Records from a collection of figures

-*-

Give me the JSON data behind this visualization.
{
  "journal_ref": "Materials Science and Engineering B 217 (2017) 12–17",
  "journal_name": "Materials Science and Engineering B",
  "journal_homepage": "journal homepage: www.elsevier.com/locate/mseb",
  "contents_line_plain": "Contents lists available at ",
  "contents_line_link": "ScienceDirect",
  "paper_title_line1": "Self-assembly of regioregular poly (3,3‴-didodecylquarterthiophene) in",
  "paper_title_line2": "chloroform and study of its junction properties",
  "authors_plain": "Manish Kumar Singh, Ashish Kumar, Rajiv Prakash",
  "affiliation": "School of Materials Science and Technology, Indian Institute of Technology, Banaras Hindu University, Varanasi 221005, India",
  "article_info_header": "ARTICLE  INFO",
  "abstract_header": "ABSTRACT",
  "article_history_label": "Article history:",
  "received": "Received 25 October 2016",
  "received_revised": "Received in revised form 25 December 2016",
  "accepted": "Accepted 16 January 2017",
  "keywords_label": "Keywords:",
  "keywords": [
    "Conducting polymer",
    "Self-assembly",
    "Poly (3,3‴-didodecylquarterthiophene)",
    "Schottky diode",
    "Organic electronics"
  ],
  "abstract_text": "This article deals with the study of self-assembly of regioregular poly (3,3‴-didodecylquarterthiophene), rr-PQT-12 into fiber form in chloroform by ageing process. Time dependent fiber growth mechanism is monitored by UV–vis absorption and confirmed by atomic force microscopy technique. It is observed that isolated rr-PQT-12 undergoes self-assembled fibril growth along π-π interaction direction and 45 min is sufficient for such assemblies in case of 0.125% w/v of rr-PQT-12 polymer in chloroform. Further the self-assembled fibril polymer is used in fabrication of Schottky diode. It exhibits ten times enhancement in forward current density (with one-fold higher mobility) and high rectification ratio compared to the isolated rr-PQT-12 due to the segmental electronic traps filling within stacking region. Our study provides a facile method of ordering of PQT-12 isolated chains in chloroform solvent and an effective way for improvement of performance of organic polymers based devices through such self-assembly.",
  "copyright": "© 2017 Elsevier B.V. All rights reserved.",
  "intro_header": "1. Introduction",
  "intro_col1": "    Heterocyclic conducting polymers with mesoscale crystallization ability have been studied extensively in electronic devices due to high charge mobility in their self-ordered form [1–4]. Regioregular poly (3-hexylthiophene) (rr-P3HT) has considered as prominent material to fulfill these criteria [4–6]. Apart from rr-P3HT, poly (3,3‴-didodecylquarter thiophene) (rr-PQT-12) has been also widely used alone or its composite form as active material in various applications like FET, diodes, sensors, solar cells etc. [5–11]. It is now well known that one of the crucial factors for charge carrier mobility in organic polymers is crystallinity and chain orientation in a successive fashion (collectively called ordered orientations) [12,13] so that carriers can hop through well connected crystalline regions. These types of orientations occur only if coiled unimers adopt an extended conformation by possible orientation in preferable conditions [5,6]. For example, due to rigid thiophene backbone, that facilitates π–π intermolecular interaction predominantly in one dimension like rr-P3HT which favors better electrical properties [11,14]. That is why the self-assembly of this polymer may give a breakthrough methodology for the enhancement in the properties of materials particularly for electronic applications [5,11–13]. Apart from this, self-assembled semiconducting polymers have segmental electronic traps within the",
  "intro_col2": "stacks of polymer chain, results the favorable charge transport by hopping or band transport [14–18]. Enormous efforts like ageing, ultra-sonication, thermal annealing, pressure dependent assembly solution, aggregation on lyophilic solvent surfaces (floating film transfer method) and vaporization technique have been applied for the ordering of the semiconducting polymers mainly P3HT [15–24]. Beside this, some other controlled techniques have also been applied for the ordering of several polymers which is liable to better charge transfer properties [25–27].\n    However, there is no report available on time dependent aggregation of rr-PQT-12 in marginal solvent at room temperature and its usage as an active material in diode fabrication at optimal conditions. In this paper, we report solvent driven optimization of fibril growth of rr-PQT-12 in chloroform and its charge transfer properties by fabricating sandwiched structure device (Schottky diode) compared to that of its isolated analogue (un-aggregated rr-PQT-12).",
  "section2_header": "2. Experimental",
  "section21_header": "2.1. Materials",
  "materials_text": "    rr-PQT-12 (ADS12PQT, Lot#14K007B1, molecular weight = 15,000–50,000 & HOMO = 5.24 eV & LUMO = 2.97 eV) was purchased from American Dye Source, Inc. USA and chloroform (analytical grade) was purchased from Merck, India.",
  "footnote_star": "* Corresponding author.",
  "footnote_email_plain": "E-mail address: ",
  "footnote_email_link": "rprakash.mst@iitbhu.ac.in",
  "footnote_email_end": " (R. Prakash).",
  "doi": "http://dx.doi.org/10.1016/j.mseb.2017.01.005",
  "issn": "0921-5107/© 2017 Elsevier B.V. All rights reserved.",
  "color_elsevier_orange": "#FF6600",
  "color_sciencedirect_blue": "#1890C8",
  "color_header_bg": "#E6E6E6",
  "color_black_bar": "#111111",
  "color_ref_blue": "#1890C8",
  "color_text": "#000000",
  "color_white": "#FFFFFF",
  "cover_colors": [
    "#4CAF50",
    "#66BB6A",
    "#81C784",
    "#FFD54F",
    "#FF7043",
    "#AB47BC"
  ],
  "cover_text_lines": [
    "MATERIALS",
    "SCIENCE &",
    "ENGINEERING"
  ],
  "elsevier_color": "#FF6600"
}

-*-

**TASK TO COMPLETE:** The lines above should be printed again, exactly as they are.

**EXERCISE ANSWER:**
Give me the JSON data behind this visualization.
{
  "journal_ref": "Materials Science and Engineering B 217 (2017) 12–17",
  "journal_name": "Materials Science and Engineering B",
  "journal_homepage": "journal homepage: www.elsevier.com/locate/mseb",
  "contents_line_plain": "Contents lists available at ",
  "contents_line_link": "ScienceDirect",
  "paper_title_line1": "Self-assembly of regioregular poly (3,3‴-didodecylquarterthiophene) in",
  "paper_title_line2": "chloroform and study of its junction properties",
  "authors_plain": "Manish Kumar Singh, Ashish Kumar, Rajiv Prakash",
  "affiliation": "School of Materials Science and Technology, Indian Institute of Technology, Banaras Hindu University, Varanasi 221005, India",
  "article_info_header": "ARTICLE  INFO",
  "abstract_header": "ABSTRACT",
  "article_history_label": "Article history:",
  "received": "Received 25 October 2016",
  "received_revised": "Received in revised form 25 December 2016",
  "accepted": "Accepted 16 January 2017",
  "keywords_label": "Keywords:",
  "keywords": [
    "Conducting polymer",
    "Self-assembly",
    "Poly (3,3‴-didodecylquarterthiophene)",
    "Schottky diode",
    "Organic electronics"
  ],
  "abstract_text": "This article deals with the study of self-assembly of regioregular poly (3,3‴-didodecylquarterthiophene), rr-PQT-12 into fiber form in chloroform by ageing process. Time dependent fiber growth mechanism is monitored by UV–vis absorption and confirmed by atomic force microscopy technique. It is observed that isolated rr-PQT-12 undergoes self-assembled fibril growth along π-π interaction direction and 45 min is sufficient for such assemblies in case of 0.125% w/v of rr-PQT-12 polymer in chloroform. Further the self-assembled fibril polymer is used in fabrication of Schottky diode. It exhibits ten times enhancement in forward current density (with one-fold higher mobility) and high rectification ratio compared to the isolated rr-PQT-12 due to the segmental electronic traps filling within stacking region. Our study provides a facile method of ordering of PQT-12 isolated chains in chloroform solvent and an effective way for improvement of performance of organic polymers based devices through such self-assembly.",
  "copyright": "© 2017 Elsevier B.V. All rights reserved.",
  "intro_header": "1. Introduction",
  "intro_col1": "    Heterocyclic conducting polymers with mesoscale crystallization ability have been studied extensively in electronic devices due to high charge mobility in their self-ordered form [1–4]. Regioregular poly (3-hexylthiophene) (rr-P3HT) has considered as prominent material to fulfill these criteria [4–6]. Apart from rr-P3HT, poly (3,3‴-didodecylquarter thiophene) (rr-PQT-12) has been also widely used alone or its composite form as active material in various applications like FET, diodes, sensors, solar cells etc. [5–11]. It is now well known that one of the crucial factors for charge carrier mobility in organic polymers is crystallinity and chain orientation in a successive fashion (collectively called ordered orientations) [12,13] so that carriers can hop through well connected crystalline regions. These types of orientations occur only if coiled unimers adopt an extended conformation by possible orientation in preferable conditions [5,6]. For example, due to rigid thiophene backbone, that facilitates π–π intermolecular interaction predominantly in one dimension like rr-P3HT which favors better electrical properties [11,14]. That is why the self-assembly of this polymer may give a breakthrough methodology for the enhancement in the properties of materials particularly for electronic applications [5,11–13]. Apart from this, self-assembled semiconducting polymers have segmental electronic traps within the",
  "intro_col2": "stacks of polymer chain, results the favorable charge transport by hopping or band transport [14–18]. Enormous efforts like ageing, ultra-sonication, thermal annealing, pressure dependent assembly solution, aggregation on lyophilic solvent surfaces (floating film transfer method) and vaporization technique have been applied for the ordering of the semiconducting polymers mainly P3HT [15–24]. Beside this, some other controlled techniques have also been applied for the ordering of several polymers which is liable to better charge transfer properties [25–27].\n    However, there is no report available on time dependent aggregation of rr-PQT-12 in marginal solvent at room temperature and its usage as an active material in diode fabrication at optimal conditions. In this paper, we report solvent driven optimization of fibril growth of rr-PQT-12 in chloroform and its charge transfer properties by fabricating sandwiched structure device (Schottky diode) compared to that of its isolated analogue (un-aggregated rr-PQT-12).",
  "section2_header": "2. Experimental",
  "section21_header": "2.1. Materials",
  "materials_text": "    rr-PQT-12 (ADS12PQT, Lot#14K007B1, molecular weight = 15,000–50,000 & HOMO = 5.24 eV & LUMO = 2.97 eV) was purchased from American Dye Source, Inc. USA and chloroform (analytical grade) was purchased from Merck, India.",
  "footnote_star": "* Corresponding author.",
  "footnote_email_plain": "E-mail address: ",
  "footnote_email_link": "rprakash.mst@iitbhu.ac.in",
  "footnote_email_end": " (R. Prakash).",
  "doi": "http://dx.doi.org/10.1016/j.mseb.2017.01.005",
  "issn": "0921-5107/© 2017 Elsevier B.V. All rights reserved.",
  "color_elsevier_orange": "#FF6600",
  "color_sciencedirect_blue": "#1890C8",
  "color_header_bg": "#E6E6E6",
  "color_black_bar": "#111111",
  "color_ref_blue": "#1890C8",
  "color_text": "#000000",
  "color_white": "#FFFFFF",
  "cover_colors": [
    "#4CAF50",
    "#66BB6A",
    "#81C784",
    "#FFD54F",
    "#FF7043",
    "#AB47BC"
  ],
  "cover_text_lines": [
    "MATERIALS",
    "SCIENCE &",
    "ENGINEERING"
  ],
  "elsevier_color": "#FF6600"
}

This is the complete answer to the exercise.